* **DO THIS**: Type out the complete listing below word for word, without its pictures.
──────────
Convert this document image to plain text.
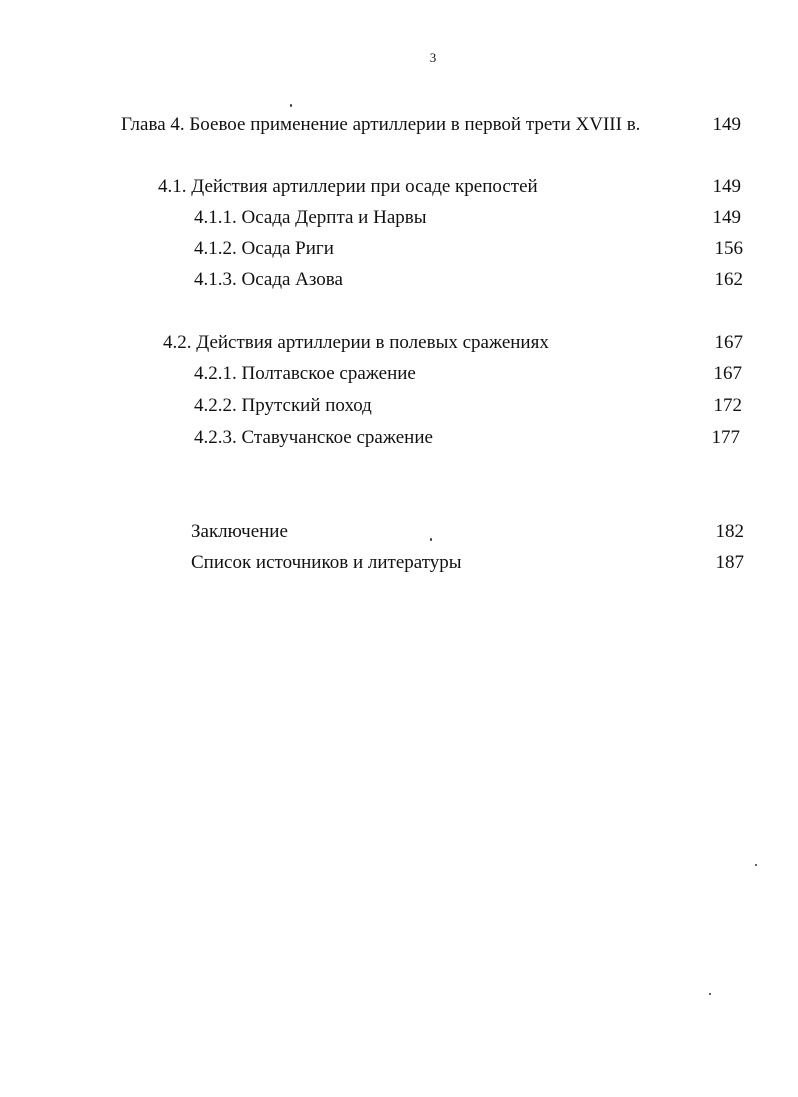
3
Глава 4. Боевое применение артиллерии в первой трети XVIII в.	149
4.1. Действия артиллерии при осаде крепостей	149
4.1.1. Осада Дерпта и Нарвы	149
4.1.2. Осада Риги	156
4.1.3. Осада Азова	162
4.2. Действия артиллерии в полевых сражениях	167
4.2.1. Полтавское сражение	167
4.2.2. Прутский поход	172
4.2.3. Ставучанское сражение	177
Заключение	182
Список источников и литературы	187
──────────
* **OUTPUT BELOW**:
Convert this document image to plain text.
3
Глава 4. Боевое применение артиллерии в первой трети XVIII в.	149
4.1. Действия артиллерии при осаде крепостей	149
4.1.1. Осада Дерпта и Нарвы	149
4.1.2. Осада Риги	156
4.1.3. Осада Азова	162
4.2. Действия артиллерии в полевых сражениях	167
4.2.1. Полтавское сражение	167
4.2.2. Прутский поход	172
4.2.3. Ставучанское сражение	177
Заключение	182
Список источников и литературы	187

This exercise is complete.